## STATED TASK
Select all lines holding the word "Making" from the entries that follow.

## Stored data
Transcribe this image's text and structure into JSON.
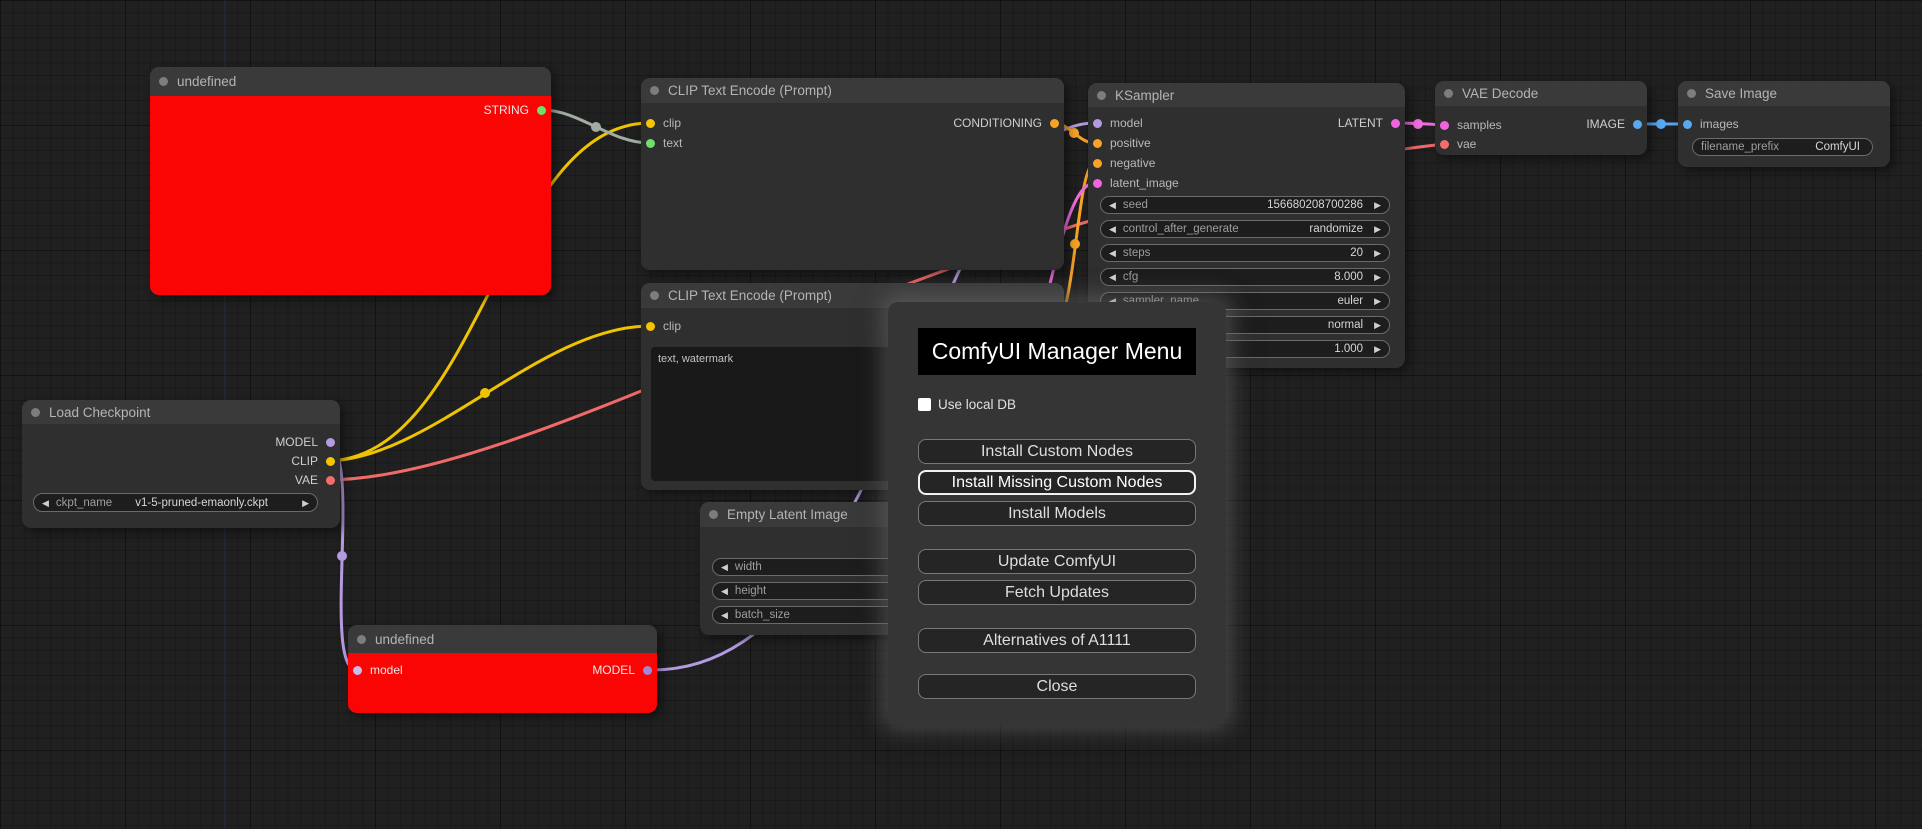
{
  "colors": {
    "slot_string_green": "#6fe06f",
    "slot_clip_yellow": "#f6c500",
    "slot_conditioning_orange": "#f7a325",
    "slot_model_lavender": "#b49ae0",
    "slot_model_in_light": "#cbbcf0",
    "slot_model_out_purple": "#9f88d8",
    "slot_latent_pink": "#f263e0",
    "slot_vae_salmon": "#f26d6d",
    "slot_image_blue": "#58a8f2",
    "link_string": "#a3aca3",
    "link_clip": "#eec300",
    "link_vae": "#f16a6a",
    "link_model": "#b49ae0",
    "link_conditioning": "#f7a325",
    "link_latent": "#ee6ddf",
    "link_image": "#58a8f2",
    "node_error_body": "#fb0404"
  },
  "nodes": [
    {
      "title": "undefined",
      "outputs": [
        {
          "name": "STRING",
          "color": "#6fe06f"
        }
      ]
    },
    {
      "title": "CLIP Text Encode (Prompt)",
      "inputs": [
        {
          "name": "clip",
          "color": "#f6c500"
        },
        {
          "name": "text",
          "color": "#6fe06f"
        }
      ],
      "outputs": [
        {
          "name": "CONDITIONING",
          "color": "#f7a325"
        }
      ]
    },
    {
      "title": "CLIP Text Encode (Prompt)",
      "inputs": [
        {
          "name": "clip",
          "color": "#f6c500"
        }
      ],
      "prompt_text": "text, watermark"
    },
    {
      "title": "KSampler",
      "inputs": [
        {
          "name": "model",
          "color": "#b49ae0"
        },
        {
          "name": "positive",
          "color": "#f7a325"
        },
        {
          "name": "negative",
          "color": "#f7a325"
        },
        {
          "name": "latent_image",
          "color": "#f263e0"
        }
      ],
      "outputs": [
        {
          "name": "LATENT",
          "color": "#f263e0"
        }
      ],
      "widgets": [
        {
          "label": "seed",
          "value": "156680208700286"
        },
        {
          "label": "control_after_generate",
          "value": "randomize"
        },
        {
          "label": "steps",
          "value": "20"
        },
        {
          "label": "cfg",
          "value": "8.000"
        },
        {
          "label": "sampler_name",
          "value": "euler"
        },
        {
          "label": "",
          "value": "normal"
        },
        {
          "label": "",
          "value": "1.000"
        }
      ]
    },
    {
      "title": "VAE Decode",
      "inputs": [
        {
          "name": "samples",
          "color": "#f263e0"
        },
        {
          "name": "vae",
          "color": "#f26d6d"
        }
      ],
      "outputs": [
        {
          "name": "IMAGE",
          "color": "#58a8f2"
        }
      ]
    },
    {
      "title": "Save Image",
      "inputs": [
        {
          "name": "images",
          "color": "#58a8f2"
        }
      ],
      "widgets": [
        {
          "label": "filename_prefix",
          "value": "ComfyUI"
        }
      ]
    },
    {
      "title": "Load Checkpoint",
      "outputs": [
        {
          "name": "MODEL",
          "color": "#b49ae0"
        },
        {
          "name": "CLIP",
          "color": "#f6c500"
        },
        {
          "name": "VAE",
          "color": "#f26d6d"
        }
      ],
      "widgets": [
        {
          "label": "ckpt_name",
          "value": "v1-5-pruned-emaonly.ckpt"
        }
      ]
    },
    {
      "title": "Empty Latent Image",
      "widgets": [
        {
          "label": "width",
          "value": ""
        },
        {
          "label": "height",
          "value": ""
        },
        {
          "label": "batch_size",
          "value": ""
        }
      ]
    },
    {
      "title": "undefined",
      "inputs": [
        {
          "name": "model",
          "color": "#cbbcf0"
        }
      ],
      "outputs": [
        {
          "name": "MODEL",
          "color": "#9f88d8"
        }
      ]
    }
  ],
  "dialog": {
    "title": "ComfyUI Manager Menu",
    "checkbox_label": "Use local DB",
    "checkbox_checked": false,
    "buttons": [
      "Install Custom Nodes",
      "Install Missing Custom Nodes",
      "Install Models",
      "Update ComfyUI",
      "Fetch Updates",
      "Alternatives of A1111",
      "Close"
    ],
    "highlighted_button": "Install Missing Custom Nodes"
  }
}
--
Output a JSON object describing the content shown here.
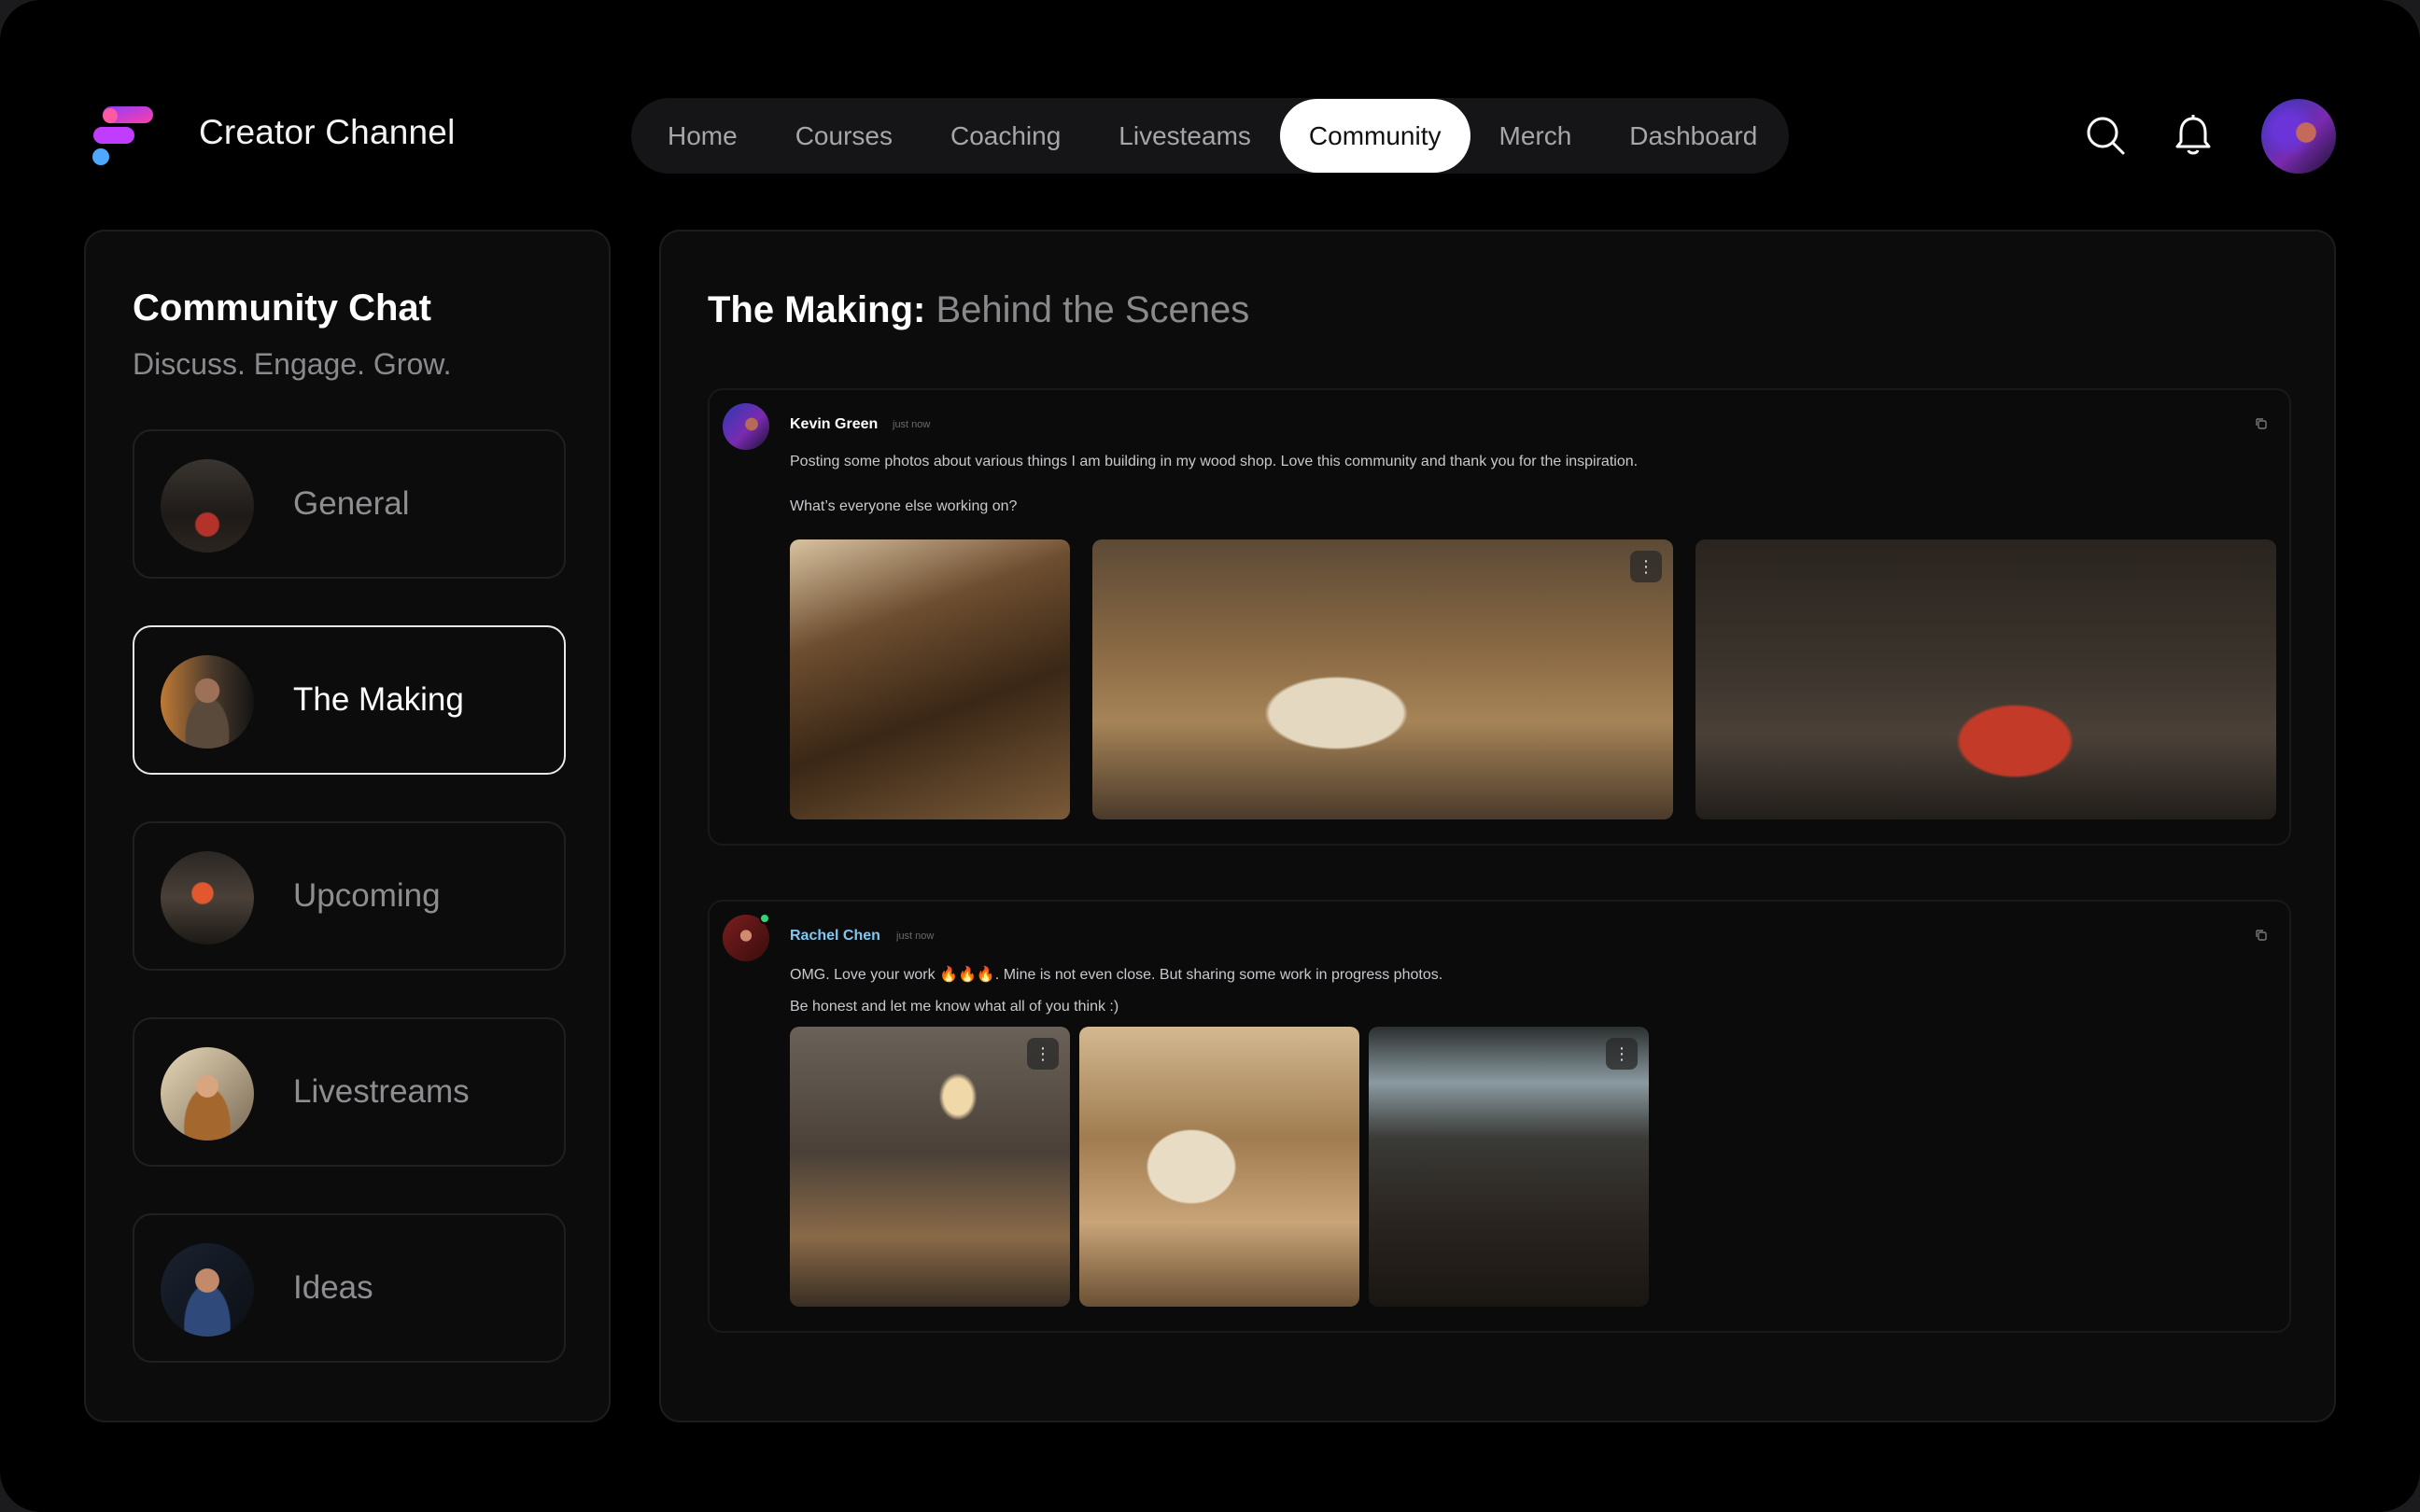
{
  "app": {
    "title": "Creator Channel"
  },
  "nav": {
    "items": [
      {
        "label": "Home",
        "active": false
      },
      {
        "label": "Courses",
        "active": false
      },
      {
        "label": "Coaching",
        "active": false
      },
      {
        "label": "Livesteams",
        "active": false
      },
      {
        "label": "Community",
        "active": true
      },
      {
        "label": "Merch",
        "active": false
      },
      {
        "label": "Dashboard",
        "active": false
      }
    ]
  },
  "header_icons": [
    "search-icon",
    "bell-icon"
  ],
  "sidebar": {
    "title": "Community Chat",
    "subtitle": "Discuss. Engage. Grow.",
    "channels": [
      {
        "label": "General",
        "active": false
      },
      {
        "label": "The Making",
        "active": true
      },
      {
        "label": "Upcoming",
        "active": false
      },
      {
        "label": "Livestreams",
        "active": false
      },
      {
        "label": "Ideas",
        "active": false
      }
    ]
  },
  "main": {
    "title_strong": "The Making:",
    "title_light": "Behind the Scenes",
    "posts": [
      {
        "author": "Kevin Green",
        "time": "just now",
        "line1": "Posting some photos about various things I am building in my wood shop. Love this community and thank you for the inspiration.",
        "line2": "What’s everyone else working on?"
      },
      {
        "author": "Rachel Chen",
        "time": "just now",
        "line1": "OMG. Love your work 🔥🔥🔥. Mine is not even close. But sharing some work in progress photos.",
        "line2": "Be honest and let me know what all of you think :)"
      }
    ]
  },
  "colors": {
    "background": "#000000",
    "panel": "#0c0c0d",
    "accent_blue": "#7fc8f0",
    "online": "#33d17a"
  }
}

## RESPONSE TO THIS EXERCISE
        "label": "The Making",
    "title_strong": "The Making:",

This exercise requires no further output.